• Objective:
Copy each line of the entries beneath that contains the word "illustration".

::: Excerpted data :::

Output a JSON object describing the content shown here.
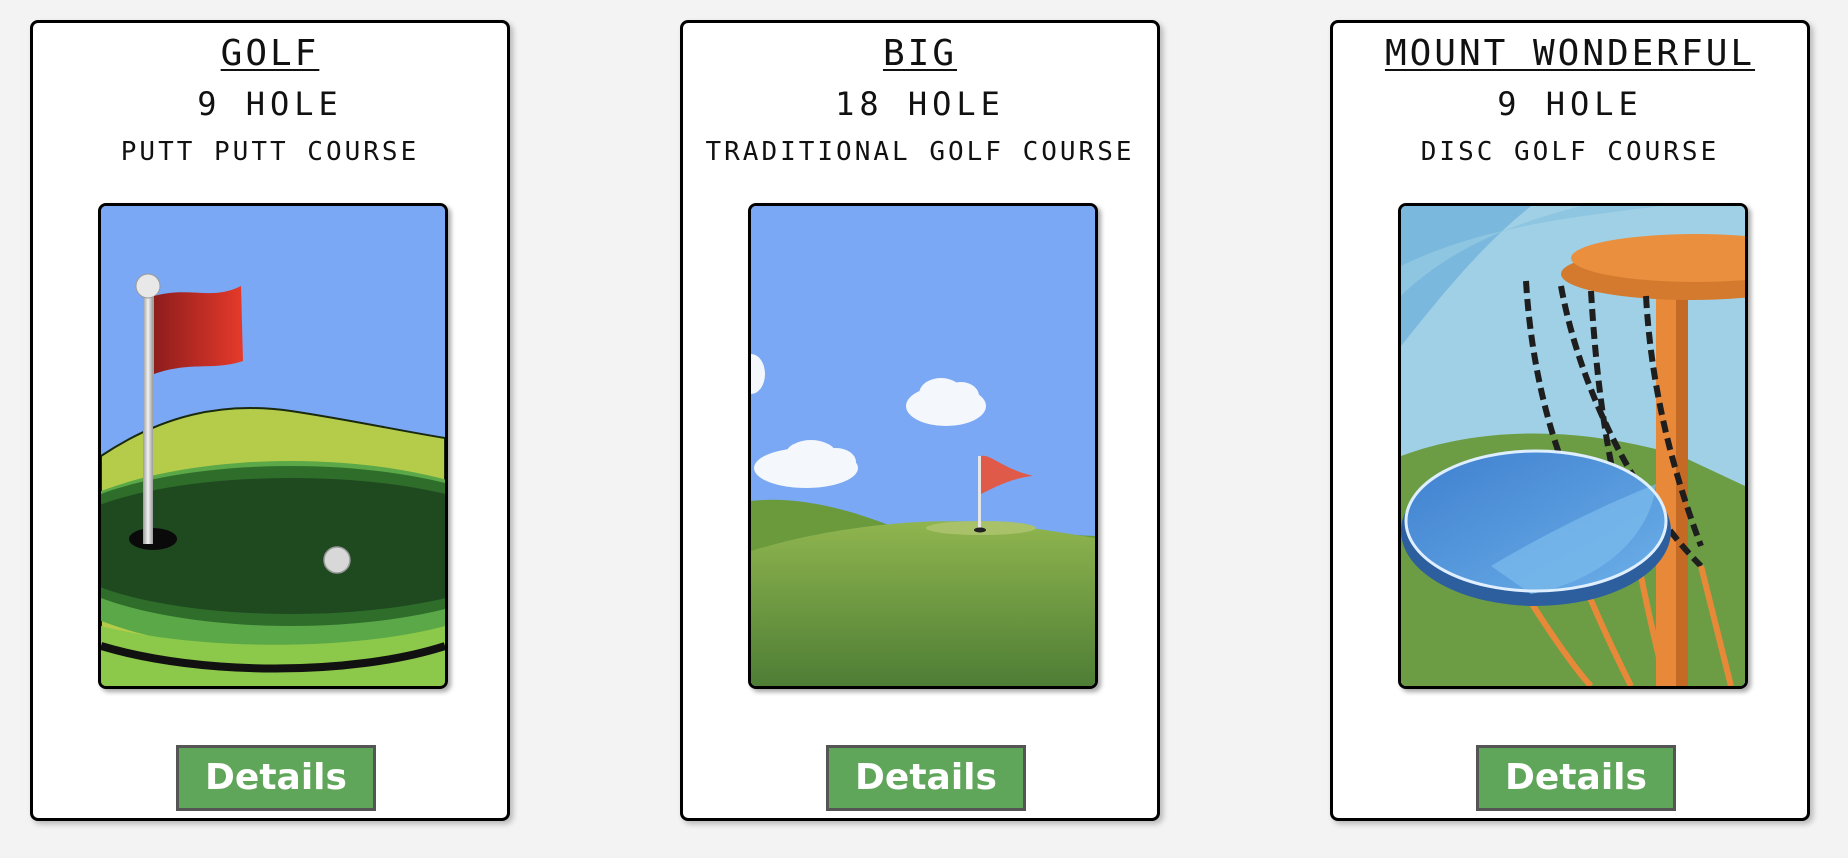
{
  "cards": [
    {
      "title": "GOLF",
      "holes": "9 HOLE",
      "type": "PUTT PUTT COURSE",
      "button_label": "Details",
      "image_icon": "putt-putt-flag-illustration"
    },
    {
      "title": "BIG",
      "holes": "18 HOLE",
      "type": "TRADITIONAL GOLF COURSE",
      "button_label": "Details",
      "image_icon": "golf-course-landscape-illustration"
    },
    {
      "title": "MOUNT WONDERFUL",
      "holes": "9 HOLE",
      "type": "DISC GOLF COURSE",
      "button_label": "Details",
      "image_icon": "disc-golf-basket-illustration"
    }
  ],
  "colors": {
    "button": "#5fa65a",
    "sky": "#7ba8f5",
    "grass": "#8fbf4a"
  }
}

:::

• Written response:
      "image_icon": "putt-putt-flag-illustration"
      "image_icon": "golf-course-landscape-illustration"
      "image_icon": "disc-golf-basket-illustration"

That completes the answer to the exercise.